Set exercise: From the listing below, extract each line containing the string "text".

##### Stored data #####

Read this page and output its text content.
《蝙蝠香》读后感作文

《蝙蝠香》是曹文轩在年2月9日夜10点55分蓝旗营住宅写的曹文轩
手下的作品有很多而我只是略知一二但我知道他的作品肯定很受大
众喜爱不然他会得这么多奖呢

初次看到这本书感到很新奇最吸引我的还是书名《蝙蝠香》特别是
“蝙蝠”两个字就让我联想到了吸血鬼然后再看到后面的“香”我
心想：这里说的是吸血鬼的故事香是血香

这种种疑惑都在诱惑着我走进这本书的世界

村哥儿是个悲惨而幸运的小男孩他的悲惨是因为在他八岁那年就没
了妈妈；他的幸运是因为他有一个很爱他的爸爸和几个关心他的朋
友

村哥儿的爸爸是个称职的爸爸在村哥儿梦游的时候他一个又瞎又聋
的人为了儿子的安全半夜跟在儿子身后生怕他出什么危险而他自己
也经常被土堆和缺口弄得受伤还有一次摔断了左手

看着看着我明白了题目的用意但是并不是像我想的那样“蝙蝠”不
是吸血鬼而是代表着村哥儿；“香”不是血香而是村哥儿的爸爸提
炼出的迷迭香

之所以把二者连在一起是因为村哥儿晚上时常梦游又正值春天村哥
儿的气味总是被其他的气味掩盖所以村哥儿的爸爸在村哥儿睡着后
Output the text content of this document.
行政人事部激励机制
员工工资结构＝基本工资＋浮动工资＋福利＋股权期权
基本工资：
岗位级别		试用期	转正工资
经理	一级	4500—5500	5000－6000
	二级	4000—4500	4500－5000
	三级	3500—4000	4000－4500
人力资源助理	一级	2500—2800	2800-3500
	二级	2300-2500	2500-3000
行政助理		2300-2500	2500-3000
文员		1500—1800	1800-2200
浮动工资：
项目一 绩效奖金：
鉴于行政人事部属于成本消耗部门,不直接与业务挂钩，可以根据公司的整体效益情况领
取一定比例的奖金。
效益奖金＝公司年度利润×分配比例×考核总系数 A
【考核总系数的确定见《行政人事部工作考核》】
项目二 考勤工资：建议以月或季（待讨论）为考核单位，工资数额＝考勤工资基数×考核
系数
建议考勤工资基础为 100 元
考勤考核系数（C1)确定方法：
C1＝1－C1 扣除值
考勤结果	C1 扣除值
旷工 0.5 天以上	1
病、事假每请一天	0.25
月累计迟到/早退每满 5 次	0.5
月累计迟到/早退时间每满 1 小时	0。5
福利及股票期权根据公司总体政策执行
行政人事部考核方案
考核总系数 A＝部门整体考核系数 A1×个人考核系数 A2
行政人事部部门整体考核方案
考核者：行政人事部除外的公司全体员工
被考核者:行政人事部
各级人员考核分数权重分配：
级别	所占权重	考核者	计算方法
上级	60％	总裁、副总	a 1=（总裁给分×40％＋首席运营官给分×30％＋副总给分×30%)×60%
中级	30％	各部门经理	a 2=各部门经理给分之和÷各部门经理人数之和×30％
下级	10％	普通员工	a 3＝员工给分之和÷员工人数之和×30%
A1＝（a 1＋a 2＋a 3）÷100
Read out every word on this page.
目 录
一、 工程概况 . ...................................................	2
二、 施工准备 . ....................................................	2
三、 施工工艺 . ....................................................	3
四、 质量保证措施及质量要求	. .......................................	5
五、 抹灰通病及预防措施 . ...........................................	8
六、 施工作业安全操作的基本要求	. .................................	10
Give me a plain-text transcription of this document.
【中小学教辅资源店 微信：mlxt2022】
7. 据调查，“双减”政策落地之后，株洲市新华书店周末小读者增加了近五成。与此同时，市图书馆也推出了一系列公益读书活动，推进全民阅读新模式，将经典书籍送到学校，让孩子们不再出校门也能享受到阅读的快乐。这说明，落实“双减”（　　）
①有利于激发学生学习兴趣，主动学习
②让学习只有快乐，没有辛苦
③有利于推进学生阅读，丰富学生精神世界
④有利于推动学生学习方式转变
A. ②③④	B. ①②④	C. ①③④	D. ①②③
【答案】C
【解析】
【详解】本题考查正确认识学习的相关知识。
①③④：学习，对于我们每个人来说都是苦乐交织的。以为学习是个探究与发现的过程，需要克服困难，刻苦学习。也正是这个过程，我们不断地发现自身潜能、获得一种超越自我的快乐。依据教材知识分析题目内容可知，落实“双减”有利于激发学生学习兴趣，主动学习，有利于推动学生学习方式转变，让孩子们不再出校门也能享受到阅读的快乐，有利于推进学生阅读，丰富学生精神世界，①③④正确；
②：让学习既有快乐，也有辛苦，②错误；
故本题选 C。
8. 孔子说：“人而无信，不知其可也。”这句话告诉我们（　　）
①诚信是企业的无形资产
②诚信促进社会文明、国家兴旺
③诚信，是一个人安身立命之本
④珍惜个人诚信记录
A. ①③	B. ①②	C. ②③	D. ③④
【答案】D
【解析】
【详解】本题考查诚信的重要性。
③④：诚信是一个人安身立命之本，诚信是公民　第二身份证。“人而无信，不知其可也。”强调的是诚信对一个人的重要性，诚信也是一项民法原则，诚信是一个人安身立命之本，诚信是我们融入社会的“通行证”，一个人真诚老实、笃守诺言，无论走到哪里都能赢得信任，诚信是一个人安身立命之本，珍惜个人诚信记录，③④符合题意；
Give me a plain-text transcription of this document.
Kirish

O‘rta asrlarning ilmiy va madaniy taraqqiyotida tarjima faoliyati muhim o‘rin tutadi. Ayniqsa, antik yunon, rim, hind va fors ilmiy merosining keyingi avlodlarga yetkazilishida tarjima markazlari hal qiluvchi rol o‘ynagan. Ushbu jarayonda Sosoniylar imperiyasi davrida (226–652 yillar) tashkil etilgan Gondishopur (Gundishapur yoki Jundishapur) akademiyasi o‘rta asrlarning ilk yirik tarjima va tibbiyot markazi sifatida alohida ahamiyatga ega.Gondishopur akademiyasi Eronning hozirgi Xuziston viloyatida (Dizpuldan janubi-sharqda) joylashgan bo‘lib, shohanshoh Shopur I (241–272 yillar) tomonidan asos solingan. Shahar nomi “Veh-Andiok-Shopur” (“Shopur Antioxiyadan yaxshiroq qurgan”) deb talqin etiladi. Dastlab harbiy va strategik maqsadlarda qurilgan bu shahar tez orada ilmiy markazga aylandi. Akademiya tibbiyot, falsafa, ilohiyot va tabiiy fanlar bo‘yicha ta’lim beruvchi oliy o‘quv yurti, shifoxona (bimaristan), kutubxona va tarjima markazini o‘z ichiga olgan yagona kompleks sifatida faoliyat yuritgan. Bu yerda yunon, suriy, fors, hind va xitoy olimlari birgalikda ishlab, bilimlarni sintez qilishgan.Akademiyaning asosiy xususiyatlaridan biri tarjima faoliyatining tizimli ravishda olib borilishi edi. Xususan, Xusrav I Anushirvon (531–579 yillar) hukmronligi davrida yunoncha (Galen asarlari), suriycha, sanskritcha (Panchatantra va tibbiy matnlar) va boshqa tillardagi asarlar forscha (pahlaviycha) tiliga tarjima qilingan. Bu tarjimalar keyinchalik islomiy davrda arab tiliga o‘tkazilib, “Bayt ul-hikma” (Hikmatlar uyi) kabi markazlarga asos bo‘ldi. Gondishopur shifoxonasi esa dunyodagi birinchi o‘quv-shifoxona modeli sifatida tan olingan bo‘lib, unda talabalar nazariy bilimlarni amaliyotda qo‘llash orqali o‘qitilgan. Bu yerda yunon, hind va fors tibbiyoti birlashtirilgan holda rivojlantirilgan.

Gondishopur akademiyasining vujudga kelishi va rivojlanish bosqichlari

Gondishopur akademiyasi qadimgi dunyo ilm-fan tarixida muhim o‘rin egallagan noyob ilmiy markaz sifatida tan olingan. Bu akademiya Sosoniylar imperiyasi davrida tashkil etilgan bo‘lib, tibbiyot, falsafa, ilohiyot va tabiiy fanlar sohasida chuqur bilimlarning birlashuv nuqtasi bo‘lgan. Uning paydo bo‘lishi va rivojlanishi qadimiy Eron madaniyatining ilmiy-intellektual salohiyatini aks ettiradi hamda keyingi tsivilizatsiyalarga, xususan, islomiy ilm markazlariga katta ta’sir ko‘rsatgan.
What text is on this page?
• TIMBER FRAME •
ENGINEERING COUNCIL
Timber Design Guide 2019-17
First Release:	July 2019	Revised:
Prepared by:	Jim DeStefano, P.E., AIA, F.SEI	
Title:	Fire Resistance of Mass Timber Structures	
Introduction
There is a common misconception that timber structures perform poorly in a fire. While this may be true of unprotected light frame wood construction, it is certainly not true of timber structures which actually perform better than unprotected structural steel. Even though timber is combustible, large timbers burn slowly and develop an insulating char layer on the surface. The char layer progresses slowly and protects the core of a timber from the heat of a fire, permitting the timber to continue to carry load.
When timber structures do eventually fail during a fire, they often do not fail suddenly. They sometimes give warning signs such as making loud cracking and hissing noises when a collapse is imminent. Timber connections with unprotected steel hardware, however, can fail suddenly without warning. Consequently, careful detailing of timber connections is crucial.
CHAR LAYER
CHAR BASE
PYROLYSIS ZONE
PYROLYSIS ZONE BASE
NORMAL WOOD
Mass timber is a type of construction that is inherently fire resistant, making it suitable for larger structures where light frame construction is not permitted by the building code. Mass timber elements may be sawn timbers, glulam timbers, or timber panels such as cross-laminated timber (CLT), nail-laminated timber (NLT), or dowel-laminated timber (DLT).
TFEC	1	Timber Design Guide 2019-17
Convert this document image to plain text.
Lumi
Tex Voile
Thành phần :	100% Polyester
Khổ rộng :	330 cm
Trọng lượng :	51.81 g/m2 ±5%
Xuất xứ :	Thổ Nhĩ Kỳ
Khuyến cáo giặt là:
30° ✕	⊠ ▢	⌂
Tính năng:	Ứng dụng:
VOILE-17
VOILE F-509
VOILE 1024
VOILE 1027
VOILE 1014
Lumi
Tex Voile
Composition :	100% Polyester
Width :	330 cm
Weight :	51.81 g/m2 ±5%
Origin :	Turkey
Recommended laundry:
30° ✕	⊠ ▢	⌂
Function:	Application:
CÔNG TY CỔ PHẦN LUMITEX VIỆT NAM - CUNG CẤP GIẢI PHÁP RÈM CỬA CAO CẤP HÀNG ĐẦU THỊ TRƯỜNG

#####

Exercise output:
Read this page and output its text content.
Output the text content of this document.
Give me a plain-text transcription of this document.
Give me a plain-text transcription of this document.
What text is on this page?
Convert this document image to plain text.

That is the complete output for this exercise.